### REQUIREMENT
Each line of the listing must be transcribed exactly, except for the images, which should be excluded.

(Some records)
☆ ☆ ☆ ☆ ☆ ☆ ☆
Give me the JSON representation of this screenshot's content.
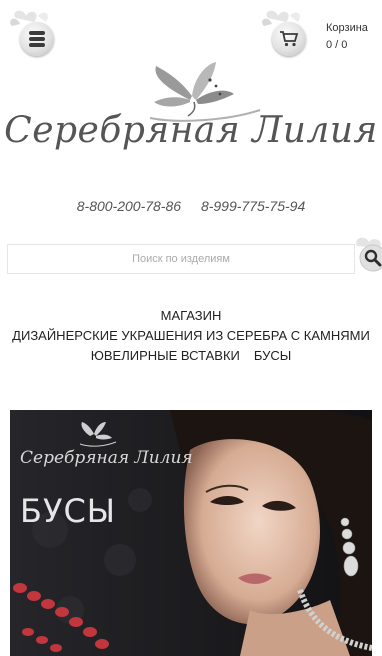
{
  "header": {
    "menu_icon": "stack-menu-icon",
    "cart_icon": "cart-icon",
    "cart_label": "Корзина",
    "cart_count": "0 / 0"
  },
  "logo": {
    "text": "Серебряная Лилия"
  },
  "phones": [
    "8-800-200-78-86",
    "8-999-775-75-94"
  ],
  "search": {
    "placeholder": "Поиск по изделиям",
    "button_icon": "magnifier-icon"
  },
  "nav": {
    "items": [
      "МАГАЗИН",
      "ДИЗАЙНЕРСКИЕ УКРАШЕНИЯ ИЗ СЕРЕБРА С КАМНЯМИ",
      "ЮВЕЛИРНЫЕ ВСТАВКИ",
      "БУСЫ"
    ]
  },
  "banner": {
    "logo_text": "Серебряная Лилия",
    "title": "БУСЫ"
  },
  "colors": {
    "text": "#333333",
    "banner_bg": "#1a1a1c",
    "bead_red": "#c2363e"
  }
}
☆ ☆ ☆ ☆ ☆ ☆ ☆
### WRITTEN SOLUTION
Give me the JSON representation of this screenshot's content.
{
  "header": {
    "menu_icon": "stack-menu-icon",
    "cart_icon": "cart-icon",
    "cart_label": "Корзина",
    "cart_count": "0 / 0"
  },
  "logo": {
    "text": "Серебряная Лилия"
  },
  "phones": [
    "8-800-200-78-86",
    "8-999-775-75-94"
  ],
  "search": {
    "placeholder": "Поиск по изделиям",
    "button_icon": "magnifier-icon"
  },
  "nav": {
    "items": [
      "МАГАЗИН",
      "ДИЗАЙНЕРСКИЕ УКРАШЕНИЯ ИЗ СЕРЕБРА С КАМНЯМИ",
      "ЮВЕЛИРНЫЕ ВСТАВКИ",
      "БУСЫ"
    ]
  },
  "banner": {
    "logo_text": "Серебряная Лилия",
    "title": "БУСЫ"
  },
  "colors": {
    "text": "#333333",
    "banner_bg": "#1a1a1c",
    "bead_red": "#c2363e"
  }
}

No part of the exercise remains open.